======== MATERIAL FOR THIS TASK
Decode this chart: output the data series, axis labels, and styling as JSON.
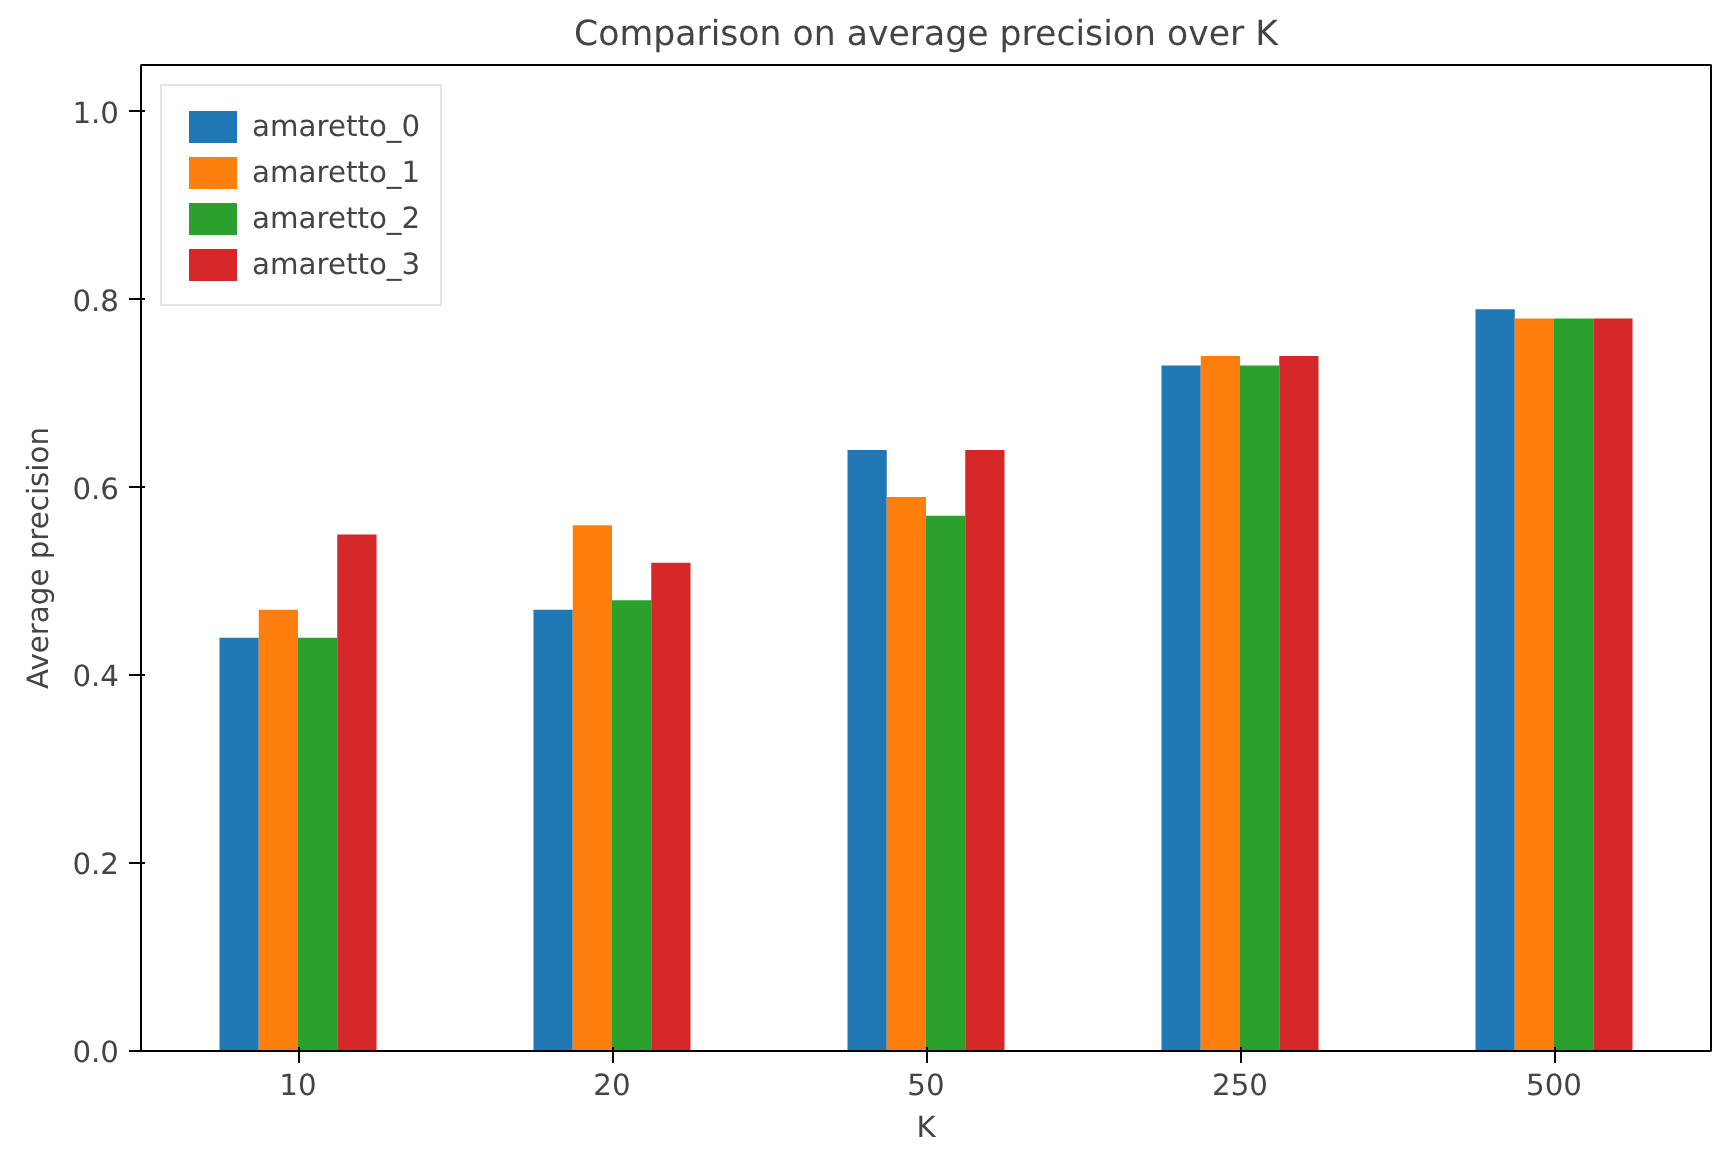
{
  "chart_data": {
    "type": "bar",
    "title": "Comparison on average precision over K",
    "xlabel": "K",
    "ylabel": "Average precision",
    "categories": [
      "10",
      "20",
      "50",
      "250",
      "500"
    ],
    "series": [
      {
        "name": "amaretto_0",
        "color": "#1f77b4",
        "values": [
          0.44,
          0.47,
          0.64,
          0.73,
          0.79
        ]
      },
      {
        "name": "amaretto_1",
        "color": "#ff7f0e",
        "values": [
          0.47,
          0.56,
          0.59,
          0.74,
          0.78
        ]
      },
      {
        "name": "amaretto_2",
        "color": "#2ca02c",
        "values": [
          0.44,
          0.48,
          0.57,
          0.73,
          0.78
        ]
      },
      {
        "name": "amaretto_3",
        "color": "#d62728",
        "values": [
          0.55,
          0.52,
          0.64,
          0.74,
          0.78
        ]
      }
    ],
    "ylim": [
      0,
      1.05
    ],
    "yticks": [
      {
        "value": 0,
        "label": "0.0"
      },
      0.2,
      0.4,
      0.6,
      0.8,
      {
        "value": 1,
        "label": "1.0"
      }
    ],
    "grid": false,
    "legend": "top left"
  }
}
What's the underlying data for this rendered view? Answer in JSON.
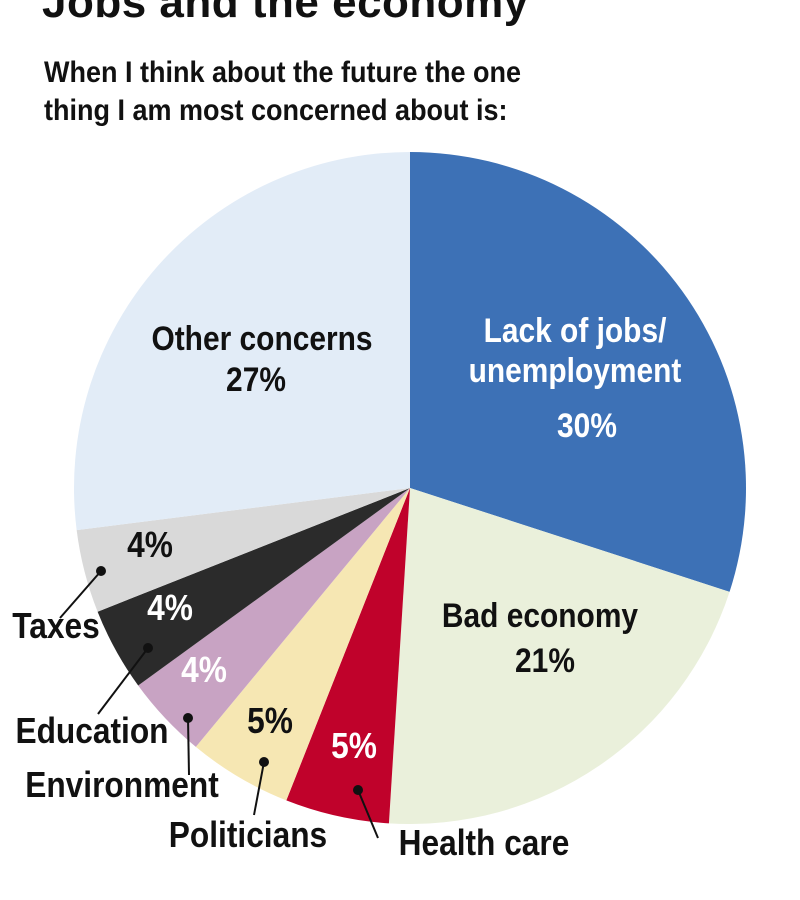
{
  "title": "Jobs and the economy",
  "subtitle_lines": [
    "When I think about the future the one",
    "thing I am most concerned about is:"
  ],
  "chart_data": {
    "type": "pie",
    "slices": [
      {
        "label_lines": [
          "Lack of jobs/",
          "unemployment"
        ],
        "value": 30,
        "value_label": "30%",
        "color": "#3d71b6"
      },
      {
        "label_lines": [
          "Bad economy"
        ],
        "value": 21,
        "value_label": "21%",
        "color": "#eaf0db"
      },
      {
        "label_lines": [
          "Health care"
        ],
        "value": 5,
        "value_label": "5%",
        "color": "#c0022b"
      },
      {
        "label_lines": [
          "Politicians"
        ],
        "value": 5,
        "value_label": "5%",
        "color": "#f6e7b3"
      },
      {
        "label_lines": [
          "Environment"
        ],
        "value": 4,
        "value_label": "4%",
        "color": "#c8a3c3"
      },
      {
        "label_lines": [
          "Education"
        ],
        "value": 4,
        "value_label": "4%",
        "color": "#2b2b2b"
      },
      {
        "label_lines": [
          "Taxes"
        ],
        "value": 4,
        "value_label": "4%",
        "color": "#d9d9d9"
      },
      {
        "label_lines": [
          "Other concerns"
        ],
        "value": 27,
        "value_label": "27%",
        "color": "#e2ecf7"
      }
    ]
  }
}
================
### DIRECTION
Write out the full listing verbatim, excluding its pictures.

### FINAL RESULT
Decode this chart: output the data series, axis labels, and styling as JSON.
{
  "chart_data": {
    "type": "bar",
    "title": "Comparison on average precision over K",
    "xlabel": "K",
    "ylabel": "Average precision",
    "categories": [
      "10",
      "20",
      "50",
      "250",
      "500"
    ],
    "series": [
      {
        "name": "amaretto_0",
        "color": "#1f77b4",
        "values": [
          0.44,
          0.47,
          0.64,
          0.73,
          0.79
        ]
      },
      {
        "name": "amaretto_1",
        "color": "#ff7f0e",
        "values": [
          0.47,
          0.56,
          0.59,
          0.74,
          0.78
        ]
      },
      {
        "name": "amaretto_2",
        "color": "#2ca02c",
        "values": [
          0.44,
          0.48,
          0.57,
          0.73,
          0.78
        ]
      },
      {
        "name": "amaretto_3",
        "color": "#d62728",
        "values": [
          0.55,
          0.52,
          0.64,
          0.74,
          0.78
        ]
      }
    ],
    "ylim": [
      0,
      1.05
    ],
    "yticks": [
      {
        "value": 0,
        "label": "0.0"
      },
      0.2,
      0.4,
      0.6,
      0.8,
      {
        "value": 1,
        "label": "1.0"
      }
    ],
    "grid": false,
    "legend": "top left"
  }
}
What's the underlying data for this rendered view? Answer in JSON.
{
  "title": "Jobs and the economy",
  "subtitle_lines": [
    "When I think about the future the one",
    "thing I am most concerned about is:"
  ],
  "chart_data": {
    "type": "pie",
    "slices": [
      {
        "label_lines": [
          "Lack of jobs/",
          "unemployment"
        ],
        "value": 30,
        "value_label": "30%",
        "color": "#3d71b6"
      },
      {
        "label_lines": [
          "Bad economy"
        ],
        "value": 21,
        "value_label": "21%",
        "color": "#eaf0db"
      },
      {
        "label_lines": [
          "Health care"
        ],
        "value": 5,
        "value_label": "5%",
        "color": "#c0022b"
      },
      {
        "label_lines": [
          "Politicians"
        ],
        "value": 5,
        "value_label": "5%",
        "color": "#f6e7b3"
      },
      {
        "label_lines": [
          "Environment"
        ],
        "value": 4,
        "value_label": "4%",
        "color": "#c8a3c3"
      },
      {
        "label_lines": [
          "Education"
        ],
        "value": 4,
        "value_label": "4%",
        "color": "#2b2b2b"
      },
      {
        "label_lines": [
          "Taxes"
        ],
        "value": 4,
        "value_label": "4%",
        "color": "#d9d9d9"
      },
      {
        "label_lines": [
          "Other concerns"
        ],
        "value": 27,
        "value_label": "27%",
        "color": "#e2ecf7"
      }
    ]
  }
}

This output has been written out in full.